<<<<
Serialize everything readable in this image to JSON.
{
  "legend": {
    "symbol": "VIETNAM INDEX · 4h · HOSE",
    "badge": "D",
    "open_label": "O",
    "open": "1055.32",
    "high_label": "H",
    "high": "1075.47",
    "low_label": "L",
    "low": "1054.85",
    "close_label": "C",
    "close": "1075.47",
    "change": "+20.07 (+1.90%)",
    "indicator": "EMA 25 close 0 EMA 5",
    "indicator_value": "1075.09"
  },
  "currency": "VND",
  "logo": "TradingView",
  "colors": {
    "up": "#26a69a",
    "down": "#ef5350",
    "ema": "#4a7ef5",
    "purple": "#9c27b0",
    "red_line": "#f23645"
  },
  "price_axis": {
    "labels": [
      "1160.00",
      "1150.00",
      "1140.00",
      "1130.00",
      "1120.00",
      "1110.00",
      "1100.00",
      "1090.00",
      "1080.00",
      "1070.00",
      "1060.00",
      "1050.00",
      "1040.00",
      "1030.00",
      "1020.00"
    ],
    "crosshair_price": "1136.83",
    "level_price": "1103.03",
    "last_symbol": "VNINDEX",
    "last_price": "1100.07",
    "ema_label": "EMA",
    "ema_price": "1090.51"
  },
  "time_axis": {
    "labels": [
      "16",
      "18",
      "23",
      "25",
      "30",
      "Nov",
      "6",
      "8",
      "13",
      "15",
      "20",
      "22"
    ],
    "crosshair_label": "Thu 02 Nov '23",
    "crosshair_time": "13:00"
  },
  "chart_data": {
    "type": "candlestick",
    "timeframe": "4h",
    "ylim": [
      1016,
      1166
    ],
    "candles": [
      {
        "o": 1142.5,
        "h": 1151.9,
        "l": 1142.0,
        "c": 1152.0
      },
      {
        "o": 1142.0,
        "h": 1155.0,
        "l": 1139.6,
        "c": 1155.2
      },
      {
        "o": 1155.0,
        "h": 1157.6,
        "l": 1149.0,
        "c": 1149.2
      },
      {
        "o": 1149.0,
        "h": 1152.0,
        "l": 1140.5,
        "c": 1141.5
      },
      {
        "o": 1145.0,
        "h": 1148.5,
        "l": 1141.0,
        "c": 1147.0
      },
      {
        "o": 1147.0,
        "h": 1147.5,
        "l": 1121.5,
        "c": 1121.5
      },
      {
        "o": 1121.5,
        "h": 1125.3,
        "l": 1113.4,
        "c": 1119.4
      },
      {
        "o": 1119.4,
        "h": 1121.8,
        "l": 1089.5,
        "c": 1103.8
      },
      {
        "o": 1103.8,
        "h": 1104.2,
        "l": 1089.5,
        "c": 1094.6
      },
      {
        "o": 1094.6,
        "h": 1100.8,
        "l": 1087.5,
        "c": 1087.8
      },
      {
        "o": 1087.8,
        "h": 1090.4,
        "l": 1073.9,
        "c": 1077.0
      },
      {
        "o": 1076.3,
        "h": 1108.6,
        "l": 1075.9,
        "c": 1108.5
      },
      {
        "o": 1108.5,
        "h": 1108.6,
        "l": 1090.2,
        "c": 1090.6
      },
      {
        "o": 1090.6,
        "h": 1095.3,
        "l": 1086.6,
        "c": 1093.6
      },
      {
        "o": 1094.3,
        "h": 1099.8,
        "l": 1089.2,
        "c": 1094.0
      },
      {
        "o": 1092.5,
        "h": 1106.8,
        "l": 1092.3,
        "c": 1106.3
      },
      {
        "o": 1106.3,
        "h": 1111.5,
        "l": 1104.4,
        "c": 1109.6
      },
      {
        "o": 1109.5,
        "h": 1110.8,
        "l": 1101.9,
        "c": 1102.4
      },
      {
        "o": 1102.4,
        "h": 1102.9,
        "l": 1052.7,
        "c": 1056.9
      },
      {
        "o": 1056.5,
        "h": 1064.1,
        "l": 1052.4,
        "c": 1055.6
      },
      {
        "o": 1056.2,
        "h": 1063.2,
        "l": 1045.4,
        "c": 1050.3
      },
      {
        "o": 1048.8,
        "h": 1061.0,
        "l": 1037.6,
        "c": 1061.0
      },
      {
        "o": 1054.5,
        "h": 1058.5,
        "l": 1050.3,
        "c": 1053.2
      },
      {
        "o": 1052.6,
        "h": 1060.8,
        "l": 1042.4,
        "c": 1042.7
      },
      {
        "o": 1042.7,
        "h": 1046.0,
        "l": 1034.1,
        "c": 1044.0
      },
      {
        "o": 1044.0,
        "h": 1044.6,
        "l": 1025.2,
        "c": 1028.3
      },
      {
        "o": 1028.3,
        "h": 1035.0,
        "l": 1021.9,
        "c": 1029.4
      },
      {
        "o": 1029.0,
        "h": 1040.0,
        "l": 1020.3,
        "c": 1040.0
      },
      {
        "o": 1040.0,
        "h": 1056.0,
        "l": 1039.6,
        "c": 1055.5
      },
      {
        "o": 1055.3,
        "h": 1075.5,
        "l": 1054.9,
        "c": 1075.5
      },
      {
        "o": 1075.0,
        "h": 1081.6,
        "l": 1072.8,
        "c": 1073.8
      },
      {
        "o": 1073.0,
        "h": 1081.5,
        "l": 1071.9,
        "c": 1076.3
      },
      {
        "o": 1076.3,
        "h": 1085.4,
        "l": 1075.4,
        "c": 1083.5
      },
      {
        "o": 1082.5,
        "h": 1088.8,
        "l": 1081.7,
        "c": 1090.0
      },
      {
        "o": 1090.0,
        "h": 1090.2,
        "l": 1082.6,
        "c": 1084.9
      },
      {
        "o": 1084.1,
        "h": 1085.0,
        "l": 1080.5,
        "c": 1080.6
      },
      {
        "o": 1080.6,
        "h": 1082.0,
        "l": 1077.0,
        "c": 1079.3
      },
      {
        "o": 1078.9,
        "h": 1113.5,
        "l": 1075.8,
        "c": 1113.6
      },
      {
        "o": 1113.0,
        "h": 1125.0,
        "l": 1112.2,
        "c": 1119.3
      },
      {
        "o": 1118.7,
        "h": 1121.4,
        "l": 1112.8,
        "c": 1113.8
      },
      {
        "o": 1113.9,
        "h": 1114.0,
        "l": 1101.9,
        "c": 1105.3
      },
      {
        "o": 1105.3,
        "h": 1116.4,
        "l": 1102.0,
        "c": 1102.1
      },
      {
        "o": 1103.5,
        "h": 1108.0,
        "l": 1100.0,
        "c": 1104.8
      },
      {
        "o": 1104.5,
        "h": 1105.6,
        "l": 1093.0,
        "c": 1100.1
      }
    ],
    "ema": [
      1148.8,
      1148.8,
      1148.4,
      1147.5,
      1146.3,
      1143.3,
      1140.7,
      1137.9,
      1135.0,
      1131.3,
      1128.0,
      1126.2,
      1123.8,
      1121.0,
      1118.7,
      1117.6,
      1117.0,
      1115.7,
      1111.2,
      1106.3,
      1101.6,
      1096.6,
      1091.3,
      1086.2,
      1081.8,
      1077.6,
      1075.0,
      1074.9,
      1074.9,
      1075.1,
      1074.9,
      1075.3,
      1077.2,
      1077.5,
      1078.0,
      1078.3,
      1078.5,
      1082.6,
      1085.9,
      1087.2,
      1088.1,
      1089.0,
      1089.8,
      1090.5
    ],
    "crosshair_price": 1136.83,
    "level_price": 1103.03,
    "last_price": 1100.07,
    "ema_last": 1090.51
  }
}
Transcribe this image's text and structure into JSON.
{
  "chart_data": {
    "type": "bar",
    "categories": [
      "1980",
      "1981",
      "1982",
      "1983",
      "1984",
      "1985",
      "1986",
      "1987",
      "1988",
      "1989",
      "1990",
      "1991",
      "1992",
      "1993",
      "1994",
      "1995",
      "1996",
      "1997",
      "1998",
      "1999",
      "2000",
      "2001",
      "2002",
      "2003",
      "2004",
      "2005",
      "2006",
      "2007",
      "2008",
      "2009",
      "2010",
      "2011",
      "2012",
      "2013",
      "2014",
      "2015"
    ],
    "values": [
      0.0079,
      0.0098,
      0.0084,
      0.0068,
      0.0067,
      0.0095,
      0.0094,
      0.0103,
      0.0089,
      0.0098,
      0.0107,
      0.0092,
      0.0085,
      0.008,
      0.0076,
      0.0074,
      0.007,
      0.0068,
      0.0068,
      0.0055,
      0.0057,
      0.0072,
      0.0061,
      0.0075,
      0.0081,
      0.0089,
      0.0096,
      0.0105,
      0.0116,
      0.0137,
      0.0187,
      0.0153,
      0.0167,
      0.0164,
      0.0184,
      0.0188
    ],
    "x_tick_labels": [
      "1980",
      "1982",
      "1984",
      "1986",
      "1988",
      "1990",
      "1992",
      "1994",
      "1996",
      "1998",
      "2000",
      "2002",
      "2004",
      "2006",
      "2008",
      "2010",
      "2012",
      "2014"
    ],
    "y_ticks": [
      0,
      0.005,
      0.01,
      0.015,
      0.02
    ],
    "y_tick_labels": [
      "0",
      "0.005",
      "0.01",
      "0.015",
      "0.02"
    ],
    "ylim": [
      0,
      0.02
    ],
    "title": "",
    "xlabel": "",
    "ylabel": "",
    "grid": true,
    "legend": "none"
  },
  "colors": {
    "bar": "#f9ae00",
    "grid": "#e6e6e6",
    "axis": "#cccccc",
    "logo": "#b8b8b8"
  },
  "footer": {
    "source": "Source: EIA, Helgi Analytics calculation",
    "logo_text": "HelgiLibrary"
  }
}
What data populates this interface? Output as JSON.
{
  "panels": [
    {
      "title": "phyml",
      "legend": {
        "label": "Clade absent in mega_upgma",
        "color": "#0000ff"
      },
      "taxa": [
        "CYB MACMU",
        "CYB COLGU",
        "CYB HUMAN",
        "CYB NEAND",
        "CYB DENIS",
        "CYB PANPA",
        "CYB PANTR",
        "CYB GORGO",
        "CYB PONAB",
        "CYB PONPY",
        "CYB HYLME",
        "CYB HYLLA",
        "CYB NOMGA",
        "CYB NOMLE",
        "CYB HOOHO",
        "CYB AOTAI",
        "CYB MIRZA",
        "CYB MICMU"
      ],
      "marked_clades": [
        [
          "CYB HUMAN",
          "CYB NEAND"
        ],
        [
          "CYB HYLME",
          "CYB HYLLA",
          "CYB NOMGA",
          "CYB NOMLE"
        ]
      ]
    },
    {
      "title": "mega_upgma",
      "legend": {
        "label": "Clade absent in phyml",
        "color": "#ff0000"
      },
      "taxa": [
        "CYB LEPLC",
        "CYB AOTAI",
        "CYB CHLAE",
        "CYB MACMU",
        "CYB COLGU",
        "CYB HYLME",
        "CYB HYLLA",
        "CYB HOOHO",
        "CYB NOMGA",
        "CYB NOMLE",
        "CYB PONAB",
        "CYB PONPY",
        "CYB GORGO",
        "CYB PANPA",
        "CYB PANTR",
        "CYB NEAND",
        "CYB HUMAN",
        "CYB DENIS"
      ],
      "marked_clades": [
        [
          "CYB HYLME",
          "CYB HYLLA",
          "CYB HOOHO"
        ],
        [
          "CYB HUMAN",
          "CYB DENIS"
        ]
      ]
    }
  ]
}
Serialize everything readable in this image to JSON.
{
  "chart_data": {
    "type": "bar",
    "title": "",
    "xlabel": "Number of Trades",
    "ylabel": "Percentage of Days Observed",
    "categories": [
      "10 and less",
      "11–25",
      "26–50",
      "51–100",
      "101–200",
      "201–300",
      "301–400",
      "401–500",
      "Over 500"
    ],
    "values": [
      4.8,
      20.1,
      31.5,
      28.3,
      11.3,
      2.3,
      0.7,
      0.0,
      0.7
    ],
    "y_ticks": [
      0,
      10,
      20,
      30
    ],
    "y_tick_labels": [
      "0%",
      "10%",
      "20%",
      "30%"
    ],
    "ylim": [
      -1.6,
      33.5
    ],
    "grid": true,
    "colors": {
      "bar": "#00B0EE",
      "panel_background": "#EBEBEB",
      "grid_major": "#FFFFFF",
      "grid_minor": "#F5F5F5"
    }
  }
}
>>>>
Exercise description:
Read the lines above. Gather those in which the string "JSON" is found.

Reply to the task:
Serialize everything readable in this image to JSON.
Transcribe this image's text and structure into JSON.
What data populates this interface? Output as JSON.
Serialize everything readable in this image to JSON.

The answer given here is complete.